* Start Materials provided *

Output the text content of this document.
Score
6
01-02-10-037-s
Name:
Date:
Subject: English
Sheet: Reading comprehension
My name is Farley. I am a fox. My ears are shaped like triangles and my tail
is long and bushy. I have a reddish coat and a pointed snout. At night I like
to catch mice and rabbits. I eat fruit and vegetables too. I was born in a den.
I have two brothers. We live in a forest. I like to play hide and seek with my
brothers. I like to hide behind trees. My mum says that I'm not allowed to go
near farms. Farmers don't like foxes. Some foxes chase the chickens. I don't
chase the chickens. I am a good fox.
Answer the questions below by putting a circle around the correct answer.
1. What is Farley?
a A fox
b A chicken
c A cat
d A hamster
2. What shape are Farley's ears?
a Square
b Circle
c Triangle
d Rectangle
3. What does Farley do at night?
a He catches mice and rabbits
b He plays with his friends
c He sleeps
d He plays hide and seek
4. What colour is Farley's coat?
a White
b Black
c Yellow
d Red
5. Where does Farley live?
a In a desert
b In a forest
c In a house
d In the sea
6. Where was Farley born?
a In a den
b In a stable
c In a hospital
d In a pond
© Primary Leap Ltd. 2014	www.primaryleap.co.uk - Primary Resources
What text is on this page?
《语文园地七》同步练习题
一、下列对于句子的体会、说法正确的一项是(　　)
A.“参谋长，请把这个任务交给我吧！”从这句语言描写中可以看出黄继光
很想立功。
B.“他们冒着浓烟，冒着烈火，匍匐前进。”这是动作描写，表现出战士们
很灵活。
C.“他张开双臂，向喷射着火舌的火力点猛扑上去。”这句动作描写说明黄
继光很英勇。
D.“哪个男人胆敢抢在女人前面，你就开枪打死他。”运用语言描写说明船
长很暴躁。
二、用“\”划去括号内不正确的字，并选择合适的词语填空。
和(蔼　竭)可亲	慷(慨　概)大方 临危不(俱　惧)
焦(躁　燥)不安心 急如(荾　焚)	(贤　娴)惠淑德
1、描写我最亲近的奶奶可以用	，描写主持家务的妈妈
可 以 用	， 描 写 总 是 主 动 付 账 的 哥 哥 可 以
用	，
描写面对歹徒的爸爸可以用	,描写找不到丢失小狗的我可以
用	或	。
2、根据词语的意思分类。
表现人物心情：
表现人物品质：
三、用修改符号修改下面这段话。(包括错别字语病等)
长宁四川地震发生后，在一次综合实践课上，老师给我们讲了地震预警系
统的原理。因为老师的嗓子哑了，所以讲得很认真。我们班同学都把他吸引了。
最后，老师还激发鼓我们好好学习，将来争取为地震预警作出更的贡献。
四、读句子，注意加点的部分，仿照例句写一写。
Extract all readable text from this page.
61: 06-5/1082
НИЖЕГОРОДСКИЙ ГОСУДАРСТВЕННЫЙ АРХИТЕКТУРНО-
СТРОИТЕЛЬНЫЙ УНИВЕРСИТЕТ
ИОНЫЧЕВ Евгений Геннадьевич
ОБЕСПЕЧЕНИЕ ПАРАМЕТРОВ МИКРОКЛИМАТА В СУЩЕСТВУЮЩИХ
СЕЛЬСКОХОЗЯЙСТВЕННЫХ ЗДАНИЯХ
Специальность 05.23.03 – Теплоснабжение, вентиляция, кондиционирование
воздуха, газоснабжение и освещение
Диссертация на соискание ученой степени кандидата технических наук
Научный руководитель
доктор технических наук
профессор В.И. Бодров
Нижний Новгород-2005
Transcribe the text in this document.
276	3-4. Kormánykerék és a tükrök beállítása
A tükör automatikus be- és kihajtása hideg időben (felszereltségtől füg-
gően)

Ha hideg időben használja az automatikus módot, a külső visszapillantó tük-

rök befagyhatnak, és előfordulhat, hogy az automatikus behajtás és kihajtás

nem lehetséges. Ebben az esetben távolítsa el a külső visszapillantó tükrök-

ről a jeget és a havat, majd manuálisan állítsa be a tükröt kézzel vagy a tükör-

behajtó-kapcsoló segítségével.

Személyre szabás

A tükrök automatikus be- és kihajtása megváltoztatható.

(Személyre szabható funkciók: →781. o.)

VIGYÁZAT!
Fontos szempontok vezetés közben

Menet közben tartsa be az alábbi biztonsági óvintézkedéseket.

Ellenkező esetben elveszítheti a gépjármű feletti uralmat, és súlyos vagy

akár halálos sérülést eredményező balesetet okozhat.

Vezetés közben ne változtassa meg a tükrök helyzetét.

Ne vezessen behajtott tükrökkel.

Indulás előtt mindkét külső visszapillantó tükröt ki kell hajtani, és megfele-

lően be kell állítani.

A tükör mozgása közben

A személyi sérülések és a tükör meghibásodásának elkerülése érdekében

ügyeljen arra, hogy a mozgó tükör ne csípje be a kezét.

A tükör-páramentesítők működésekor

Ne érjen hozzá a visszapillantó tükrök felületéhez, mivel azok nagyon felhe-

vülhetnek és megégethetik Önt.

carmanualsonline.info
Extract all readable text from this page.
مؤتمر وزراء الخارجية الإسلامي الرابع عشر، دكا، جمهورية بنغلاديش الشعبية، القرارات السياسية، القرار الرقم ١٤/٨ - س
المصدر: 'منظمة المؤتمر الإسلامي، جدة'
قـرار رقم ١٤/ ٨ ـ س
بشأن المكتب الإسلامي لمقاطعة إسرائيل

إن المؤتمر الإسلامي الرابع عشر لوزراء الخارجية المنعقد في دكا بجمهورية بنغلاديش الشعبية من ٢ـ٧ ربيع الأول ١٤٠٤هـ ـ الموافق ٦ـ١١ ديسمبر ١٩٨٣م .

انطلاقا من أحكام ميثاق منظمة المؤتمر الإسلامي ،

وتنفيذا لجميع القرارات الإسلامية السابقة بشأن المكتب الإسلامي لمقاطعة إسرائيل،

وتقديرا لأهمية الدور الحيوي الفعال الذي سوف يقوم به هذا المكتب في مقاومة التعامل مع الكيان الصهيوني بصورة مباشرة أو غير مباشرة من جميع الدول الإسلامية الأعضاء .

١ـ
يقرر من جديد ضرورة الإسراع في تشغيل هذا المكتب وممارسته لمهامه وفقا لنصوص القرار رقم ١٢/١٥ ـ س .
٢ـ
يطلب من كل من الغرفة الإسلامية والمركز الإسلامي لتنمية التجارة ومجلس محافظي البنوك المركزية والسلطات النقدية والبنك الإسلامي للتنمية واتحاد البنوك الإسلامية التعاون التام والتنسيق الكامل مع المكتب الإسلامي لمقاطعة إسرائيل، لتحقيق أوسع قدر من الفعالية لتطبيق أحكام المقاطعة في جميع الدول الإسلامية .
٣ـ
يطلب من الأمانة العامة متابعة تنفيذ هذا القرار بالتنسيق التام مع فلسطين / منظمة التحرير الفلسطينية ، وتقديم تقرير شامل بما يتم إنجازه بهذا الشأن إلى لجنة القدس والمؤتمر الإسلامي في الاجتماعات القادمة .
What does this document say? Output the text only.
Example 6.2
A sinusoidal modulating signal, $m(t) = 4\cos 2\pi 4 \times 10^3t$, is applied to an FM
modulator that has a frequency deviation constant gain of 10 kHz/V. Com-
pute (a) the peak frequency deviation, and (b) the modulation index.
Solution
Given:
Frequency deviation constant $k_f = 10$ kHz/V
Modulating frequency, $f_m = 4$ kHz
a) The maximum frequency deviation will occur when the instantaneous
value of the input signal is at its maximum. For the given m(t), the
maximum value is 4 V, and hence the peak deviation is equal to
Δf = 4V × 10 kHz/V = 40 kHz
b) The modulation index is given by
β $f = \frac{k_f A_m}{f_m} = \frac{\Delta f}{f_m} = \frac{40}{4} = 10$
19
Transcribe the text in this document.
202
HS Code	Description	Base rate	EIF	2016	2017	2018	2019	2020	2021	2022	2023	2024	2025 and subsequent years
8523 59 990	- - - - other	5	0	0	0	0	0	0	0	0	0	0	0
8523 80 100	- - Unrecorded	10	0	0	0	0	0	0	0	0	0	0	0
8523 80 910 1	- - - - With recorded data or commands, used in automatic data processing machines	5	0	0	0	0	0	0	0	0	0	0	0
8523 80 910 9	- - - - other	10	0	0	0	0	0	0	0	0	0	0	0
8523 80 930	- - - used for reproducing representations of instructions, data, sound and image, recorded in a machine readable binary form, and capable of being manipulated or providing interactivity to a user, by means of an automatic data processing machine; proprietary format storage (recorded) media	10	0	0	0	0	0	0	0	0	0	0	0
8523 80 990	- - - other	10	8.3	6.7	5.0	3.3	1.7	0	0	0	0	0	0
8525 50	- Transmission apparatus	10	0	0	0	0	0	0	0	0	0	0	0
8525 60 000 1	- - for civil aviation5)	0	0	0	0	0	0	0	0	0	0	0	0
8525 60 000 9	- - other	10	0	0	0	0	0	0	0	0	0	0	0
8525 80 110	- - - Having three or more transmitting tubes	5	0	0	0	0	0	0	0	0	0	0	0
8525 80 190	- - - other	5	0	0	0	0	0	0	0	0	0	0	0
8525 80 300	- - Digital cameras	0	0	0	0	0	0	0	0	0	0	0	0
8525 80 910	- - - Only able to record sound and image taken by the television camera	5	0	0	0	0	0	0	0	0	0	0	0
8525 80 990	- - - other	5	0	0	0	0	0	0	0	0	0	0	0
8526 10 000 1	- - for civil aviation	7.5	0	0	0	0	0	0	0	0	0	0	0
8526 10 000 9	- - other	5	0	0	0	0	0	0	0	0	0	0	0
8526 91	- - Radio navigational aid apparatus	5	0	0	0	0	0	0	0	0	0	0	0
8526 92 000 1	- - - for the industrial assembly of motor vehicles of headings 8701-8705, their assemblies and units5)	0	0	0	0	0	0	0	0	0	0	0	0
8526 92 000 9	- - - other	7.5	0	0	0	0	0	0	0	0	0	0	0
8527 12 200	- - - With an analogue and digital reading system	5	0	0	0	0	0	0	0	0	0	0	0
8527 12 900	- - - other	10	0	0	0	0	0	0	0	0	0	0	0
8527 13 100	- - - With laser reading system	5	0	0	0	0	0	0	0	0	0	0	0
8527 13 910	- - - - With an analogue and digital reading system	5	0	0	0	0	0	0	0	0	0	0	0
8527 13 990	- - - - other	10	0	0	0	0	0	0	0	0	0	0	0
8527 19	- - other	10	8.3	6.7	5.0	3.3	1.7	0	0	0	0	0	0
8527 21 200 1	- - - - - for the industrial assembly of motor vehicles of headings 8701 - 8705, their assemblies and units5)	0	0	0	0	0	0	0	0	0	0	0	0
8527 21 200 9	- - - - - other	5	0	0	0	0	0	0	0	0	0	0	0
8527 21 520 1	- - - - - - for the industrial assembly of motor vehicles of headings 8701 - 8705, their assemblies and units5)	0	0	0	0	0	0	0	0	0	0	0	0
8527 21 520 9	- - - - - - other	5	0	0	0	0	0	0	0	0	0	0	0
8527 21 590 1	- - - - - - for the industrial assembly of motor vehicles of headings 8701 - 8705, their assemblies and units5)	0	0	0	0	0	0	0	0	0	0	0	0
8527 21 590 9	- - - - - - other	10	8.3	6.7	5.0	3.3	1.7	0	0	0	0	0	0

* End Materials provided *

Your task: Read the entries and pick out all lines that include the word "القرارات".

Completed task:
مؤتمر وزراء الخارجية الإسلامي الرابع عشر، دكا، جمهورية بنغلاديش الشعبية، القرارات السياسية، القرار الرقم ١٤/٨ - س
وتنفيذا لجميع القرارات الإسلامية السابقة بشأن المكتب الإسلامي لمقاطعة إسرائيل،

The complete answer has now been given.